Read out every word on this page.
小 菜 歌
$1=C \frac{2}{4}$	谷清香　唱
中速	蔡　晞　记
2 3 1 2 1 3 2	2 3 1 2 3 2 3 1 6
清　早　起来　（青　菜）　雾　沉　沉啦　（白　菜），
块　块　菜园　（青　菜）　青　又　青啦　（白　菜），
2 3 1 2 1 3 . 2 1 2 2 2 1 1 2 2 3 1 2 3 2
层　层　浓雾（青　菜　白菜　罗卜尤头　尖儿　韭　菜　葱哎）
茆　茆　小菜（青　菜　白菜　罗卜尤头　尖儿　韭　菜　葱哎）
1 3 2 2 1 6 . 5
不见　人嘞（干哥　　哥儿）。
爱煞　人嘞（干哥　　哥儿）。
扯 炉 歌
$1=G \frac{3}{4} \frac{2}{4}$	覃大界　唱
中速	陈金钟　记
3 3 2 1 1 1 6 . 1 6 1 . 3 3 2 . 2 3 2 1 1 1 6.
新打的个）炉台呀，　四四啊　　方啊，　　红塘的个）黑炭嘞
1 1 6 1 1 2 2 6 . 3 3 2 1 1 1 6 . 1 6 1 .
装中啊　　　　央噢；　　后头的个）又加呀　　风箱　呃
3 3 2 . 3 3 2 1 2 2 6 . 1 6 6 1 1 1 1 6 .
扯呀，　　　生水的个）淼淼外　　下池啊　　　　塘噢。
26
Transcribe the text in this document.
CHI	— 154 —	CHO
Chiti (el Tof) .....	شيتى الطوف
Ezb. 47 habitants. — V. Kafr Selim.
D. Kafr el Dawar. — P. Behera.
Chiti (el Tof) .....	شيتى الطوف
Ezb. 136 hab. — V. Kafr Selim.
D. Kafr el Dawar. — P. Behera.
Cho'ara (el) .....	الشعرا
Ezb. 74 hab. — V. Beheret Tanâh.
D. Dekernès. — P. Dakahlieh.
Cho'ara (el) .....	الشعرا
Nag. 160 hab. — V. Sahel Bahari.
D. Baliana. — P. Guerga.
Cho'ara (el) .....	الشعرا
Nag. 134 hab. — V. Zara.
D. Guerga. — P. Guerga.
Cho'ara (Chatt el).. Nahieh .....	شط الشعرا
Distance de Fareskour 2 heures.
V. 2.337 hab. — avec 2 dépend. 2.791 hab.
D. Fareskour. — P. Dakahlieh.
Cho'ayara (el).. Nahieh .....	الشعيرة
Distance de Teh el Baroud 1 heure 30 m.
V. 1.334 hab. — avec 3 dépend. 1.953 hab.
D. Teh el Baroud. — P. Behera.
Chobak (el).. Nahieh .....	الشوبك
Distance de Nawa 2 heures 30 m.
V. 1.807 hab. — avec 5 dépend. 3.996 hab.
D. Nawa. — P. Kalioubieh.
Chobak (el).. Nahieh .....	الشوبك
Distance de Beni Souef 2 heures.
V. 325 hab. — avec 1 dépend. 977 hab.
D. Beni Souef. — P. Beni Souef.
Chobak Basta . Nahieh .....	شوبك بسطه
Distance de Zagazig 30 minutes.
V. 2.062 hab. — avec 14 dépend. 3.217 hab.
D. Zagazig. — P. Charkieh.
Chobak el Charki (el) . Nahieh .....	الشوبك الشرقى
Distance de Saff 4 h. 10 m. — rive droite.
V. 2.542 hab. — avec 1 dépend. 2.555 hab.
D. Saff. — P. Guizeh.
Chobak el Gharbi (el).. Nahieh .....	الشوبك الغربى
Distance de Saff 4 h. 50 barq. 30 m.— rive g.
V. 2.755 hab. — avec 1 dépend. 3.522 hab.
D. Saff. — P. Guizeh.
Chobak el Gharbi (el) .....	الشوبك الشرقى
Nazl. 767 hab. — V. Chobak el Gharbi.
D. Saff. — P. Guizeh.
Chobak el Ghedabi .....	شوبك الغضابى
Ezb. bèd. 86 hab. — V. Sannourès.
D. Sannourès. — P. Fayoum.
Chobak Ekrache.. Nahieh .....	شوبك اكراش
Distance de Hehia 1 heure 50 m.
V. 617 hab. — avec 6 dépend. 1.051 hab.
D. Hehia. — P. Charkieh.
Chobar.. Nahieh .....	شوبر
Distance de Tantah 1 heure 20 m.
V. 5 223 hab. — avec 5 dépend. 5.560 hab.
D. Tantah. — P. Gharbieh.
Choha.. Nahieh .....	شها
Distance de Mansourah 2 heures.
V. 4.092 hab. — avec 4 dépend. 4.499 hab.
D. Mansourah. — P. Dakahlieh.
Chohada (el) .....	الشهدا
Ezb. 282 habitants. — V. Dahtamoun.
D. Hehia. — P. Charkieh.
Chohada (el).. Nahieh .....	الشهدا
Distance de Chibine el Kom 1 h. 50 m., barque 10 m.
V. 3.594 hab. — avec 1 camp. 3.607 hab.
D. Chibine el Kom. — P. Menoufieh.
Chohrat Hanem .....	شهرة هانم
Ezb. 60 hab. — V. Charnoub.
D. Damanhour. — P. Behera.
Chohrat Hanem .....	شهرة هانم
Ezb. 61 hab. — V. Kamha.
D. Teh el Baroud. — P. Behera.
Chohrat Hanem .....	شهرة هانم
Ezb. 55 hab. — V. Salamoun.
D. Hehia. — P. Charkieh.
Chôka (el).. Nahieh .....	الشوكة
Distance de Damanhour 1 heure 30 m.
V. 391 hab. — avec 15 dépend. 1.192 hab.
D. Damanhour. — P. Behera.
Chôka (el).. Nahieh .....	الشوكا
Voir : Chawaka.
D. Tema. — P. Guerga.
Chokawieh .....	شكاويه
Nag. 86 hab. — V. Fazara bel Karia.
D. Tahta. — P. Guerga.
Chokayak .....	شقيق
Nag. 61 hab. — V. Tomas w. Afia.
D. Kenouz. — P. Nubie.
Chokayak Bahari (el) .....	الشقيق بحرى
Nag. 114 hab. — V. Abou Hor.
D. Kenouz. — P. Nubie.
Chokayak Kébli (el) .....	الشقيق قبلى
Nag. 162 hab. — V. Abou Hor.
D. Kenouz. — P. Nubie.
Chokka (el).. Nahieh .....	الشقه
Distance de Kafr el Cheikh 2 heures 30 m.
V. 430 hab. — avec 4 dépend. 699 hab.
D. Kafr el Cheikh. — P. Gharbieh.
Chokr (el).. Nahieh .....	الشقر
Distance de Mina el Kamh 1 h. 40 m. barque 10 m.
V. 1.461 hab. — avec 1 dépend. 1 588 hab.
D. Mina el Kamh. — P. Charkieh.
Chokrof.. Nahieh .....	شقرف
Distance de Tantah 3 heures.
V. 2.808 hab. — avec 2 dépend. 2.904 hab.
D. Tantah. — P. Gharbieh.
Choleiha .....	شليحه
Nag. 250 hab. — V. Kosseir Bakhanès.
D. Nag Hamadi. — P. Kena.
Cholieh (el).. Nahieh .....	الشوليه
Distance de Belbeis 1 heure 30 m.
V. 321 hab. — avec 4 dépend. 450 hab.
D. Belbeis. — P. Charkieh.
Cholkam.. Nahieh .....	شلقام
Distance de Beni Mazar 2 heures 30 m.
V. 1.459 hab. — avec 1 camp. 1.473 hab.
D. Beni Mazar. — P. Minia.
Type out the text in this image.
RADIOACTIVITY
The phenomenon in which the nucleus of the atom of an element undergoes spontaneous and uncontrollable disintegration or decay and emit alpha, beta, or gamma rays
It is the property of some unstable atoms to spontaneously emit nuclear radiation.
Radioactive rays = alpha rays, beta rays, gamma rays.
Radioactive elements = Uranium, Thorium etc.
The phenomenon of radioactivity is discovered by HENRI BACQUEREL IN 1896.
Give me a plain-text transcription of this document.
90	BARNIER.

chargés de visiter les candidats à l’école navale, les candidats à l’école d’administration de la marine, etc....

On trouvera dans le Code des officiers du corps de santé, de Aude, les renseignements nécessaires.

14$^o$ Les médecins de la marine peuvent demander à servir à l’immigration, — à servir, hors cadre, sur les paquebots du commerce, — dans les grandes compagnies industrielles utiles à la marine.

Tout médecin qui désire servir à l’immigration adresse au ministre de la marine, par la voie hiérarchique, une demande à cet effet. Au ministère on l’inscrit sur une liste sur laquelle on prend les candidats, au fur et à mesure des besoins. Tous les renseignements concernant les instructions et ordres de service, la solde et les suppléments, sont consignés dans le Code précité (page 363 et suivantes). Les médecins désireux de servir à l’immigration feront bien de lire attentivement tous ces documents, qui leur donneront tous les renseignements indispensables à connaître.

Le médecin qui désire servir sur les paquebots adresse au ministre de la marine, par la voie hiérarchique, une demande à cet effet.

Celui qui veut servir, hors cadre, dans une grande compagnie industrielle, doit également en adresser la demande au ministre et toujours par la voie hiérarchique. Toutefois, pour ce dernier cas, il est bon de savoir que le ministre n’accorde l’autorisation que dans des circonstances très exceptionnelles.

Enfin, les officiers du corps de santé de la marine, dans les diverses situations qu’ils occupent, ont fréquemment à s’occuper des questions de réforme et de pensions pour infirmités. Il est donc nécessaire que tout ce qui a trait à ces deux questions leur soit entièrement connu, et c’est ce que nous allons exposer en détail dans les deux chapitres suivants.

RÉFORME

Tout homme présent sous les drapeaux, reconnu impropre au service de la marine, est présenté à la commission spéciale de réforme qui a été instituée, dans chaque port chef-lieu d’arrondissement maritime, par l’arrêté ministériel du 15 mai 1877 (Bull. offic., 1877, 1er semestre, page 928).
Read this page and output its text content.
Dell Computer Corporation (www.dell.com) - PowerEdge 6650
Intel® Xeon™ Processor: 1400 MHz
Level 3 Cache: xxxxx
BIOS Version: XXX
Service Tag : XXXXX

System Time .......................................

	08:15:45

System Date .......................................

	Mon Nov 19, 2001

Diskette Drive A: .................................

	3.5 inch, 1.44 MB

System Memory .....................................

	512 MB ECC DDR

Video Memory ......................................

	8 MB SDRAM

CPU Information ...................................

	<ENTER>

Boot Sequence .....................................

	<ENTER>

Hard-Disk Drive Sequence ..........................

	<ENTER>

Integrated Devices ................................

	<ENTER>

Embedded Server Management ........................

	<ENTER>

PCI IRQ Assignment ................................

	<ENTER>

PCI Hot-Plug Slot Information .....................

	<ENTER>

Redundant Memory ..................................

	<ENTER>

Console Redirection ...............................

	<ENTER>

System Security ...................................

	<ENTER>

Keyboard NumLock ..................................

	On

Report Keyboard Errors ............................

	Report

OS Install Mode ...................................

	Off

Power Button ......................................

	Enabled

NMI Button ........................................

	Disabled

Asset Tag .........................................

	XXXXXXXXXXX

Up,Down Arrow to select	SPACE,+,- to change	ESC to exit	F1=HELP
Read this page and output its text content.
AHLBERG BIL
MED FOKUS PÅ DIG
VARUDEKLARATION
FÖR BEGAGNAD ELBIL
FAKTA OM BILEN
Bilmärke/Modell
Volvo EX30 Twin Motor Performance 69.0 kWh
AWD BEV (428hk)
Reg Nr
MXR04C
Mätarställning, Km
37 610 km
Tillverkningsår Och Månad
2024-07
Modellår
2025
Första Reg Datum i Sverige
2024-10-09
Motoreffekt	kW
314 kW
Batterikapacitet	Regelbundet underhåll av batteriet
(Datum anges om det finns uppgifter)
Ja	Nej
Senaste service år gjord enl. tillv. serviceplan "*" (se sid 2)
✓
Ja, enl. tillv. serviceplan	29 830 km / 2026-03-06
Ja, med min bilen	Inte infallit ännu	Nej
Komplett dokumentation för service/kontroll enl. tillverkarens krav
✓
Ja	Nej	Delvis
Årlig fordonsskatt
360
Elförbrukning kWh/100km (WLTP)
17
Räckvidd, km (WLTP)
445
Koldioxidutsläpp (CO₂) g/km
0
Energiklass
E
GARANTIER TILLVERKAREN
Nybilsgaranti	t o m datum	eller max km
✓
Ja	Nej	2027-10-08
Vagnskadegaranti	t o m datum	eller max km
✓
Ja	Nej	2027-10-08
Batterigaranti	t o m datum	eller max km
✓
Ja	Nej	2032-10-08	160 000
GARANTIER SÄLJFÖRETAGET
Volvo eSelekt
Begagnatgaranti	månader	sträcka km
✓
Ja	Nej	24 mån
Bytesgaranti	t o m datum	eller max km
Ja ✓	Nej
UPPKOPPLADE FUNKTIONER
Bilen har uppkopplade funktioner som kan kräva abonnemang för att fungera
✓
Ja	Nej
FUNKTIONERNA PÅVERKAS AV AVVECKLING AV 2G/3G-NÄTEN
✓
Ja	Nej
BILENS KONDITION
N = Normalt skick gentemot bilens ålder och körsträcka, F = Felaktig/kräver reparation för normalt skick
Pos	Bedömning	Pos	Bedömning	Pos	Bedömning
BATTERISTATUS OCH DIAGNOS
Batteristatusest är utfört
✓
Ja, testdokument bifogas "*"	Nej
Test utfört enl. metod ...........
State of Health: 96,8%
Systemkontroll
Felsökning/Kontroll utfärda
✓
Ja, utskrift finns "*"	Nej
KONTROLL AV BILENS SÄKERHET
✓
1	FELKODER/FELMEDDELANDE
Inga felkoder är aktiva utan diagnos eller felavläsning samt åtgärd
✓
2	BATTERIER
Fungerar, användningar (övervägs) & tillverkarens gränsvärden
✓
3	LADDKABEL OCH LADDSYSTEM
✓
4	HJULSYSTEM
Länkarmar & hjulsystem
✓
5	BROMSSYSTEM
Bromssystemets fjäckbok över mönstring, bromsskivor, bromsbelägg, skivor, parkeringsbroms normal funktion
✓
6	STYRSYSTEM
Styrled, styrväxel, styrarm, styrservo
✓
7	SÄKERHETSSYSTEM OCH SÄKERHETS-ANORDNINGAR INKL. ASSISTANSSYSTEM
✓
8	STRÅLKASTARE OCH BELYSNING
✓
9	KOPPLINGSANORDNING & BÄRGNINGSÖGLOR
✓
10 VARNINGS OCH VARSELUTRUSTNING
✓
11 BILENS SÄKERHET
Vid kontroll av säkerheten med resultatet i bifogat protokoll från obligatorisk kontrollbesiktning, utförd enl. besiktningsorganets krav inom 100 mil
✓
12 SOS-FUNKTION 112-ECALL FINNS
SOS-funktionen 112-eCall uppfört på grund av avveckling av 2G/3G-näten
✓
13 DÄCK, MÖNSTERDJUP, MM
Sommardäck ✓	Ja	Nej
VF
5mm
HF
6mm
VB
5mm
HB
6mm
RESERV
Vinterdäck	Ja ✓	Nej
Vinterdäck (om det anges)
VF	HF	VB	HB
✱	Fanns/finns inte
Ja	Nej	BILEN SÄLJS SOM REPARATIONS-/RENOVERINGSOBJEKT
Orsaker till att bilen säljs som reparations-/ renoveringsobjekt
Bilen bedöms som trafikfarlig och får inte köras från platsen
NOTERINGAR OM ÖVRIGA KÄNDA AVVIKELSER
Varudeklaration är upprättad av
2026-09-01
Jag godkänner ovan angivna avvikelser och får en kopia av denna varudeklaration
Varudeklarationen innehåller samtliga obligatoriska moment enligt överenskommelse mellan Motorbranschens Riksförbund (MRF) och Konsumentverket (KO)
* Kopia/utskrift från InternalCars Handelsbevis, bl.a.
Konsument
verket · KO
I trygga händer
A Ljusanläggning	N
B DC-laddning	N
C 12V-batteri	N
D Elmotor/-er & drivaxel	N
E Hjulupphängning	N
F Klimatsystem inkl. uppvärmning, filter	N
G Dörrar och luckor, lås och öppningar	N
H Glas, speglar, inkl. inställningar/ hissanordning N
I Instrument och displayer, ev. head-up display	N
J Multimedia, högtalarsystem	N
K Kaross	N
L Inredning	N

WRITTEN REQUEST:
Tally the lines in these entries that have the string "Souef" in them, then answer with the count and nothing else.

WORKED SOLUTION:
2